Scan the data beneath this task and copy each line that includes "momento".

[Extracted records]
··········

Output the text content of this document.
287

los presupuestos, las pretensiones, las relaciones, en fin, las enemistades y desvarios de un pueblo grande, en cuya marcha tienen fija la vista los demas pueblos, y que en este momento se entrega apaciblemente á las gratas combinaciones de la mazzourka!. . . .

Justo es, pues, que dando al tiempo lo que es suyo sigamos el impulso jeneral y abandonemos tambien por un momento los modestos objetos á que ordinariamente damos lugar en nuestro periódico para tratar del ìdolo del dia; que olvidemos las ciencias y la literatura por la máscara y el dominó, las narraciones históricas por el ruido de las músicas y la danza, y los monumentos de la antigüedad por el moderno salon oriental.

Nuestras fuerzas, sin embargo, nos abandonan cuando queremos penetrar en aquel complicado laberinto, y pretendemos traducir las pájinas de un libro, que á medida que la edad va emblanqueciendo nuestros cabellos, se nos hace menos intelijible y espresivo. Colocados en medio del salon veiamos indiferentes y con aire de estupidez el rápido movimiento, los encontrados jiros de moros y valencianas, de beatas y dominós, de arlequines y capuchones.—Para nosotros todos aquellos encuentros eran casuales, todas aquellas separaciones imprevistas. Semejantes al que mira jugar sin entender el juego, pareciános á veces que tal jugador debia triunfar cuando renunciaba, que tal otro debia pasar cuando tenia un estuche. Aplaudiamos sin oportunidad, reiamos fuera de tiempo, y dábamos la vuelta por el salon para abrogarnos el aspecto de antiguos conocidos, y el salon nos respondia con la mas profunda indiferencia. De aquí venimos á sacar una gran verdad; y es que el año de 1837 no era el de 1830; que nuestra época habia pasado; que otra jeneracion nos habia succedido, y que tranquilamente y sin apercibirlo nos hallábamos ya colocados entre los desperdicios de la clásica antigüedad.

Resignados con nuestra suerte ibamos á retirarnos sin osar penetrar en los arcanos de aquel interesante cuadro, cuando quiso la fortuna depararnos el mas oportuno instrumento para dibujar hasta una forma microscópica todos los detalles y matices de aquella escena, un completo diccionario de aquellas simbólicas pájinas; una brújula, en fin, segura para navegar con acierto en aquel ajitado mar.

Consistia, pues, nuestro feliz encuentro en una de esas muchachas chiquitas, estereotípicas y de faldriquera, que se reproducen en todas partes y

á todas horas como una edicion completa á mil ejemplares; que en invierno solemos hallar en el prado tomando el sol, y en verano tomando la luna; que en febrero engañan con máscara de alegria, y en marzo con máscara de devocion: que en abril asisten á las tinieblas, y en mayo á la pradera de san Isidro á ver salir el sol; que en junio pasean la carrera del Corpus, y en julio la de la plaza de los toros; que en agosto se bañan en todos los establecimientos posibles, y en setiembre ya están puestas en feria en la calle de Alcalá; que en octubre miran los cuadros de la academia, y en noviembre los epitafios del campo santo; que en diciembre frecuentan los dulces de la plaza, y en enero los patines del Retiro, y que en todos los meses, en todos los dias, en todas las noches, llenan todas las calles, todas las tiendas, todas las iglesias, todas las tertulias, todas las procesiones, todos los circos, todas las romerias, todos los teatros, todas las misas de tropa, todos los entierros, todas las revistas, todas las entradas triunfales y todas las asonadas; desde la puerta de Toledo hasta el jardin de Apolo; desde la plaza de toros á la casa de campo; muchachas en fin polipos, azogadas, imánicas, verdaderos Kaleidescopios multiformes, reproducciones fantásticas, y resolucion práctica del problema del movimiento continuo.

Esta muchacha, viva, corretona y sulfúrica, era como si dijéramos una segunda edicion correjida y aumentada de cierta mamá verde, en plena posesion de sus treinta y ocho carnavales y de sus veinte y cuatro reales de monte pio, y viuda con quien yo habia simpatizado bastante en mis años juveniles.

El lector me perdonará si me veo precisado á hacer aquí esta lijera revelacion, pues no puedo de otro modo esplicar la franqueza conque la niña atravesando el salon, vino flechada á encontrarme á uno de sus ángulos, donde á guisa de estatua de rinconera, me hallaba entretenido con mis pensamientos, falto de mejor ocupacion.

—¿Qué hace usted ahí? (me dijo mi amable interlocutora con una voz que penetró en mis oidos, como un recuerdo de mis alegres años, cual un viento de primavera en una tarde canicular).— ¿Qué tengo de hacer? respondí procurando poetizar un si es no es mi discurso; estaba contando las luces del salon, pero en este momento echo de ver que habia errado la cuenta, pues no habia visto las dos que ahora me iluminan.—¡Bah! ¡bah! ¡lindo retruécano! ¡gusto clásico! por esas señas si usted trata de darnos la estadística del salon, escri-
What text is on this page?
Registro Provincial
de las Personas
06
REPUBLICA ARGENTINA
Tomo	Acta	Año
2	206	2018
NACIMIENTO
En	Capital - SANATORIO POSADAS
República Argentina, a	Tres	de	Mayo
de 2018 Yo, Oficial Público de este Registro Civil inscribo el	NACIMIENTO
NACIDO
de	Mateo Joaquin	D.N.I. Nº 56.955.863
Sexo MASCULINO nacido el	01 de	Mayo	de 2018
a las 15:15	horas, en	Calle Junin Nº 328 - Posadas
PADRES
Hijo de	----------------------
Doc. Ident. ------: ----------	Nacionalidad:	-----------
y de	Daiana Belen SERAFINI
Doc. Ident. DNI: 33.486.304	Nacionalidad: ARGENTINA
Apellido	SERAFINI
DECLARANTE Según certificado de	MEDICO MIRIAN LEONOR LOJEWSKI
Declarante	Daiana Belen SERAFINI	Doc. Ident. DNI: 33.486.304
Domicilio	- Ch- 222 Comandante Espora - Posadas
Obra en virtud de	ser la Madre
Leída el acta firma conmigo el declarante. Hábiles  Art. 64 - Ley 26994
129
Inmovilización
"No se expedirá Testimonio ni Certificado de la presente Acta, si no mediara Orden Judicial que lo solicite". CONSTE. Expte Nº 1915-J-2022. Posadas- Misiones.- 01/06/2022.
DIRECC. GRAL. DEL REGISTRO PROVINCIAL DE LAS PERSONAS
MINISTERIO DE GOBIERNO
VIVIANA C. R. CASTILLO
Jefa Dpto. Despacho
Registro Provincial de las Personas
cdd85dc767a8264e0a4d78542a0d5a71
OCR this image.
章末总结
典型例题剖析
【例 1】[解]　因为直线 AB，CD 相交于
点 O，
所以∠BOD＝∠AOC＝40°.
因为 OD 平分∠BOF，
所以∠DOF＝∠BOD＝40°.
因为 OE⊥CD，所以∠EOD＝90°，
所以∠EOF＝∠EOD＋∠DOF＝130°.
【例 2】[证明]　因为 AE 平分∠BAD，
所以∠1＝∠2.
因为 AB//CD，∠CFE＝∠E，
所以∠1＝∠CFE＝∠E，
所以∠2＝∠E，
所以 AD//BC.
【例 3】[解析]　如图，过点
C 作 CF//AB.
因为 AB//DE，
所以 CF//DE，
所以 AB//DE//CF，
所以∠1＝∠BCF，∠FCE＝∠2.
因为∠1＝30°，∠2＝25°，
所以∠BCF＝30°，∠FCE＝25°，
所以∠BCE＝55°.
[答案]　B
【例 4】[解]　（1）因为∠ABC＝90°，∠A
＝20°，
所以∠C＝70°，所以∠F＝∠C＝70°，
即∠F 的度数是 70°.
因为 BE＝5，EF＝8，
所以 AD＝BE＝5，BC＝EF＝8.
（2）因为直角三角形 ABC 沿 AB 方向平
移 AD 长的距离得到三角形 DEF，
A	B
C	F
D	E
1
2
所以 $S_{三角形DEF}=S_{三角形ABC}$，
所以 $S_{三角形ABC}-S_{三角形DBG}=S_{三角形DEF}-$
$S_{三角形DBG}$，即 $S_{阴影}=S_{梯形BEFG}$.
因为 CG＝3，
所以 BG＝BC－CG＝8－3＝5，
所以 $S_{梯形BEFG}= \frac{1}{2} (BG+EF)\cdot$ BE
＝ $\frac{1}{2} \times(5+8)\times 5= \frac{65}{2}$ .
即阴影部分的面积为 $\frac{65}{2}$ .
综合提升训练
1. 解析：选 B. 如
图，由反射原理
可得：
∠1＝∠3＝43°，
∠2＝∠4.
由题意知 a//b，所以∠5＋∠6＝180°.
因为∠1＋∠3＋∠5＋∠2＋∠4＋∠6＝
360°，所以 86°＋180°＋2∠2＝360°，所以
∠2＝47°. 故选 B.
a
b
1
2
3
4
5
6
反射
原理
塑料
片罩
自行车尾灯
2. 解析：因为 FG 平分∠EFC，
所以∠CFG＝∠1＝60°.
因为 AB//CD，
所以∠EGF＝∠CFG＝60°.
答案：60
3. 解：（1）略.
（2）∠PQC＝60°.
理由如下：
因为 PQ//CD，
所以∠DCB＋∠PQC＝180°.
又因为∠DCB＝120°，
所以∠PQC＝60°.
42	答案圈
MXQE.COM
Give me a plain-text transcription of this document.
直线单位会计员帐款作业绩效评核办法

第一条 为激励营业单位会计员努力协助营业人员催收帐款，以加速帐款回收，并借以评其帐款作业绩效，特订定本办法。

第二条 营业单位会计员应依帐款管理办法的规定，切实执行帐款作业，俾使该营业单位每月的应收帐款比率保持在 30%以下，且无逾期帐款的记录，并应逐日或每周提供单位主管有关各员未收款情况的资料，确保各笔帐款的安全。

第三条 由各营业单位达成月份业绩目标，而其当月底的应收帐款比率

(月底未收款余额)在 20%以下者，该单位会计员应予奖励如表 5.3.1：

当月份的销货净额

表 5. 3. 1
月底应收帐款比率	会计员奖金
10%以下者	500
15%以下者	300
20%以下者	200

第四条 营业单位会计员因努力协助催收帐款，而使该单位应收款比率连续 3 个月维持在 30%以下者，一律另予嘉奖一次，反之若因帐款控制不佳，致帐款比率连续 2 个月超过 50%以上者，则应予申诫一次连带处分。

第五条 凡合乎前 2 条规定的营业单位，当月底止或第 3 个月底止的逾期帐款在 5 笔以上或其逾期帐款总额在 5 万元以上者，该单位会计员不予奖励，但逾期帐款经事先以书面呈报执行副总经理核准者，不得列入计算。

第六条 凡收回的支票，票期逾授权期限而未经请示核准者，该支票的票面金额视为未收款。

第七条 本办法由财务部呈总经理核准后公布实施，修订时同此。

··········

**EXERCISE RESPONSE:**
los presupuestos, las pretensiones, las relaciones, en fin, las enemistades y desvarios de un pueblo grande, en cuya marcha tienen fija la vista los demas pueblos, y que en este momento se entrega apaciblemente á las gratas combinaciones de la mazzourka!. . . .
Justo es, pues, que dando al tiempo lo que es suyo sigamos el impulso jeneral y abandonemos tambien por un momento los modestos objetos á que ordinariamente damos lugar en nuestro periódico para tratar del ìdolo del dia; que olvidemos las ciencias y la literatura por la máscara y el dominó, las narraciones históricas por el ruido de las músicas y la danza, y los monumentos de la antigüedad por el moderno salon oriental.
—¿Qué hace usted ahí? (me dijo mi amable interlocutora con una voz que penetró en mis oidos, como un recuerdo de mis alegres años, cual un viento de primavera en una tarde canicular).— ¿Qué tengo de hacer? respondí procurando poetizar un si es no es mi discurso; estaba contando las luces del salon, pero en este momento echo de ver que habia errado la cuenta, pues no habia visto las dos que ahora me iluminan.—¡Bah! ¡bah! ¡lindo retruécano! ¡gusto clásico! por esas señas si usted trata de darnos la estadística del salon, escri-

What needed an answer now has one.